▶ WORK INSTRUCTIONS
Print all of the lines exactly. Any picture among them stays out.

▶ AVAILABLE DATA
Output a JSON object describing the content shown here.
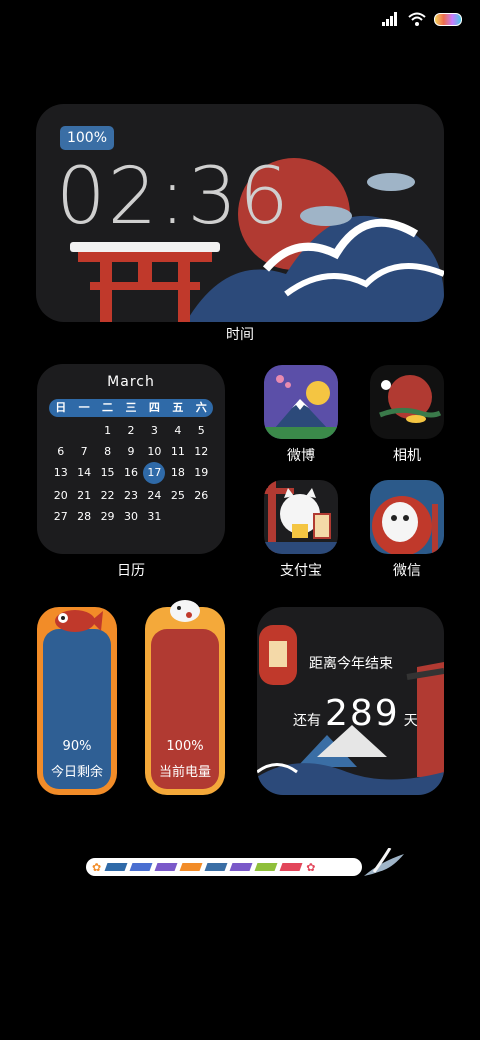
{
  "status_bar": {
    "signal_icon": "signal-icon",
    "wifi_icon": "wifi-icon",
    "battery_icon": "battery-icon"
  },
  "clock_widget": {
    "battery_badge": "100%",
    "time": "02:36",
    "label": "时间"
  },
  "calendar": {
    "month": "March",
    "weekdays": [
      "日",
      "一",
      "二",
      "三",
      "四",
      "五",
      "六"
    ],
    "days": [
      "",
      "",
      "1",
      "2",
      "3",
      "4",
      "5",
      "6",
      "7",
      "8",
      "9",
      "10",
      "11",
      "12",
      "13",
      "14",
      "15",
      "16",
      "17",
      "18",
      "19",
      "20",
      "21",
      "22",
      "23",
      "24",
      "25",
      "26",
      "27",
      "28",
      "29",
      "30",
      "31",
      "",
      "",
      ""
    ],
    "today": "17",
    "label": "日历"
  },
  "apps": [
    {
      "label": "微博"
    },
    {
      "label": "相机"
    },
    {
      "label": "支付宝"
    },
    {
      "label": "微信"
    }
  ],
  "today_remaining": {
    "percent": "90%",
    "label": "今日剩余",
    "value": 0.9
  },
  "battery_widget": {
    "percent": "100%",
    "label": "当前电量",
    "value": 1.0
  },
  "countdown": {
    "title": "距离今年结束",
    "prefix": "还有",
    "days": "289",
    "suffix": "天"
  },
  "colors": {
    "accent": "#2f6aa8",
    "red": "#b13a32",
    "orange": "#f28c28",
    "navy": "#2c4a7a",
    "widget_bg": "#1c1c1e"
  },
  "deco_bar_colors": [
    "#2f6aa8",
    "#4a6fd1",
    "#7a59c9",
    "#f28c28",
    "#3a6ea5",
    "#7a59c9",
    "#8fbf3a",
    "#e2465a"
  ]
}
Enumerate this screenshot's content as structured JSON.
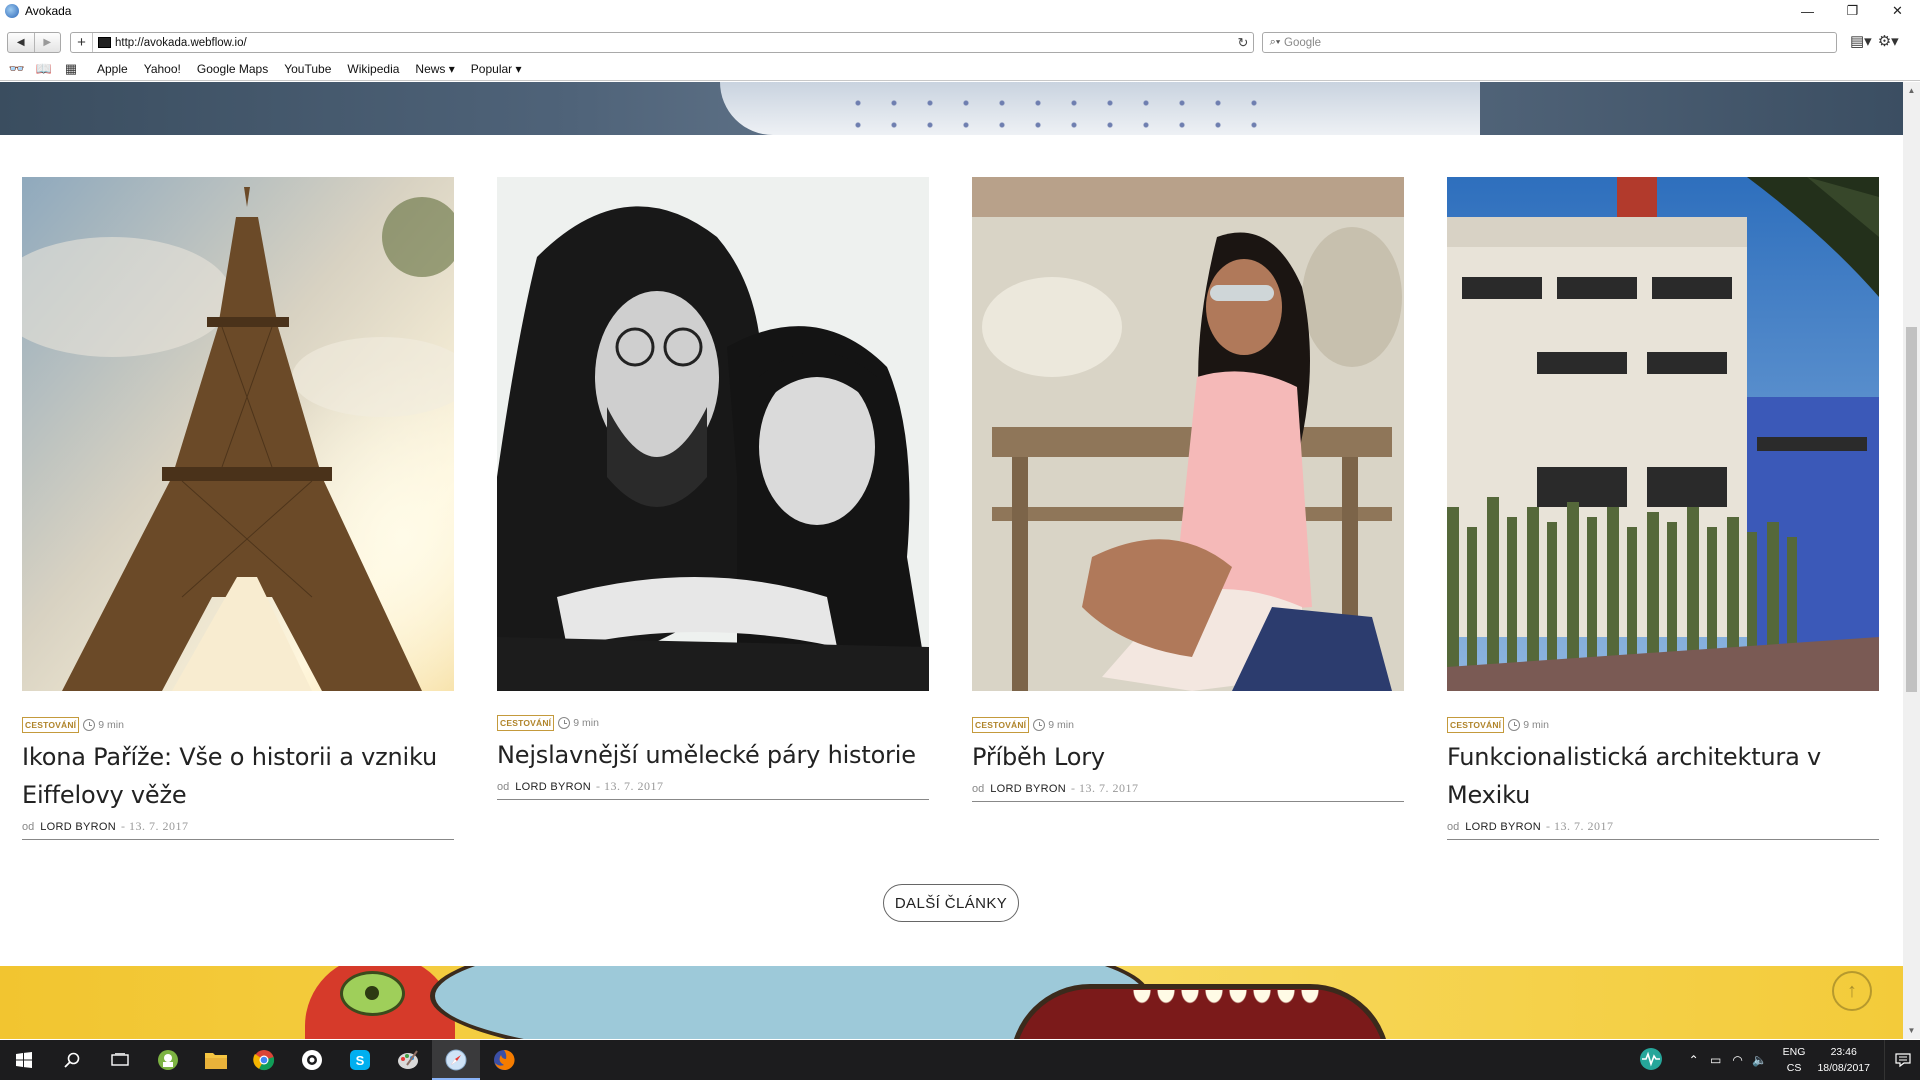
{
  "window": {
    "title": "Avokada",
    "controls": {
      "minimize": "—",
      "restore": "❐",
      "close": "✕"
    }
  },
  "toolbar": {
    "back": "◀",
    "forward": "▶",
    "add_tab": "+",
    "url": "http://avokada.webflow.io/",
    "reload": "↻",
    "search_placeholder": "Google",
    "page_menu": "▤▾",
    "settings_menu": "⚙▾"
  },
  "bookmarks": {
    "reader_icon": "👓",
    "bookmarks_icon": "📖",
    "topsites_icon": "▦",
    "items": [
      "Apple",
      "Yahoo!",
      "Google Maps",
      "YouTube",
      "Wikipedia",
      "News ▾",
      "Popular ▾"
    ]
  },
  "articles": [
    {
      "category": "CESTOVÁNÍ",
      "read_time": "9 min",
      "title": "Ikona Paříže: Vše o historii a vzniku Eiffelovy věže",
      "by": "od",
      "author": "LORD BYRON",
      "date": "- 13. 7. 2017",
      "image": "eiffel-tower-photo"
    },
    {
      "category": "CESTOVÁNÍ",
      "read_time": "9 min",
      "title": "Nejslavnější umělecké páry historie",
      "by": "od",
      "author": "LORD BYRON",
      "date": "- 13. 7. 2017",
      "image": "couple-bw-photo"
    },
    {
      "category": "CESTOVÁNÍ",
      "read_time": "9 min",
      "title": "Příběh Lory",
      "by": "od",
      "author": "LORD BYRON",
      "date": "- 13. 7. 2017",
      "image": "woman-sunglasses-photo"
    },
    {
      "category": "CESTOVÁNÍ",
      "read_time": "9 min",
      "title": "Funkcionalistická architektura v Mexiku",
      "by": "od",
      "author": "LORD BYRON",
      "date": "- 13. 7. 2017",
      "image": "mexico-building-photo"
    }
  ],
  "more_button": "DALŠÍ ČLÁNKY",
  "back_to_top": "↑",
  "taskbar": {
    "apps": [
      "windows-start-icon",
      "search-icon",
      "task-view-icon",
      "android-app-icon",
      "file-explorer-icon",
      "chrome-icon",
      "app-icon-6",
      "skype-icon",
      "paint-icon",
      "safari-icon",
      "firefox-icon"
    ],
    "language": "ENG",
    "layout": "CS",
    "time": "23:46",
    "date": "18/08/2017"
  },
  "colors": {
    "accent_gold": "#c49a3c",
    "taskbar_bg": "#1c1c1e"
  }
}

▶ EXERCISE SOLUTION
Output a JSON object describing the content shown here.
{
  "status_bar": {
    "signal_icon": "signal-icon",
    "wifi_icon": "wifi-icon",
    "battery_icon": "battery-icon"
  },
  "clock_widget": {
    "battery_badge": "100%",
    "time": "02:36",
    "label": "时间"
  },
  "calendar": {
    "month": "March",
    "weekdays": [
      "日",
      "一",
      "二",
      "三",
      "四",
      "五",
      "六"
    ],
    "days": [
      "",
      "",
      "1",
      "2",
      "3",
      "4",
      "5",
      "6",
      "7",
      "8",
      "9",
      "10",
      "11",
      "12",
      "13",
      "14",
      "15",
      "16",
      "17",
      "18",
      "19",
      "20",
      "21",
      "22",
      "23",
      "24",
      "25",
      "26",
      "27",
      "28",
      "29",
      "30",
      "31",
      "",
      "",
      ""
    ],
    "today": "17",
    "label": "日历"
  },
  "apps": [
    {
      "label": "微博"
    },
    {
      "label": "相机"
    },
    {
      "label": "支付宝"
    },
    {
      "label": "微信"
    }
  ],
  "today_remaining": {
    "percent": "90%",
    "label": "今日剩余",
    "value": 0.9
  },
  "battery_widget": {
    "percent": "100%",
    "label": "当前电量",
    "value": 1.0
  },
  "countdown": {
    "title": "距离今年结束",
    "prefix": "还有",
    "days": "289",
    "suffix": "天"
  },
  "colors": {
    "accent": "#2f6aa8",
    "red": "#b13a32",
    "orange": "#f28c28",
    "navy": "#2c4a7a",
    "widget_bg": "#1c1c1e"
  },
  "deco_bar_colors": [
    "#2f6aa8",
    "#4a6fd1",
    "#7a59c9",
    "#f28c28",
    "#3a6ea5",
    "#7a59c9",
    "#8fbf3a",
    "#e2465a"
  ]
}
Enumerate this screenshot's content as structured JSON.
{
  "window": {
    "title": "Avokada",
    "controls": {
      "minimize": "—",
      "restore": "❐",
      "close": "✕"
    }
  },
  "toolbar": {
    "back": "◀",
    "forward": "▶",
    "add_tab": "+",
    "url": "http://avokada.webflow.io/",
    "reload": "↻",
    "search_placeholder": "Google",
    "page_menu": "▤▾",
    "settings_menu": "⚙▾"
  },
  "bookmarks": {
    "reader_icon": "👓",
    "bookmarks_icon": "📖",
    "topsites_icon": "▦",
    "items": [
      "Apple",
      "Yahoo!",
      "Google Maps",
      "YouTube",
      "Wikipedia",
      "News ▾",
      "Popular ▾"
    ]
  },
  "articles": [
    {
      "category": "CESTOVÁNÍ",
      "read_time": "9 min",
      "title": "Ikona Paříže: Vše o historii a vzniku Eiffelovy věže",
      "by": "od",
      "author": "LORD BYRON",
      "date": "- 13. 7. 2017",
      "image": "eiffel-tower-photo"
    },
    {
      "category": "CESTOVÁNÍ",
      "read_time": "9 min",
      "title": "Nejslavnější umělecké páry historie",
      "by": "od",
      "author": "LORD BYRON",
      "date": "- 13. 7. 2017",
      "image": "couple-bw-photo"
    },
    {
      "category": "CESTOVÁNÍ",
      "read_time": "9 min",
      "title": "Příběh Lory",
      "by": "od",
      "author": "LORD BYRON",
      "date": "- 13. 7. 2017",
      "image": "woman-sunglasses-photo"
    },
    {
      "category": "CESTOVÁNÍ",
      "read_time": "9 min",
      "title": "Funkcionalistická architektura v Mexiku",
      "by": "od",
      "author": "LORD BYRON",
      "date": "- 13. 7. 2017",
      "image": "mexico-building-photo"
    }
  ],
  "more_button": "DALŠÍ ČLÁNKY",
  "back_to_top": "↑",
  "taskbar": {
    "apps": [
      "windows-start-icon",
      "search-icon",
      "task-view-icon",
      "android-app-icon",
      "file-explorer-icon",
      "chrome-icon",
      "app-icon-6",
      "skype-icon",
      "paint-icon",
      "safari-icon",
      "firefox-icon"
    ],
    "language": "ENG",
    "layout": "CS",
    "time": "23:46",
    "date": "18/08/2017"
  },
  "colors": {
    "accent_gold": "#c49a3c",
    "taskbar_bg": "#1c1c1e"
  }
}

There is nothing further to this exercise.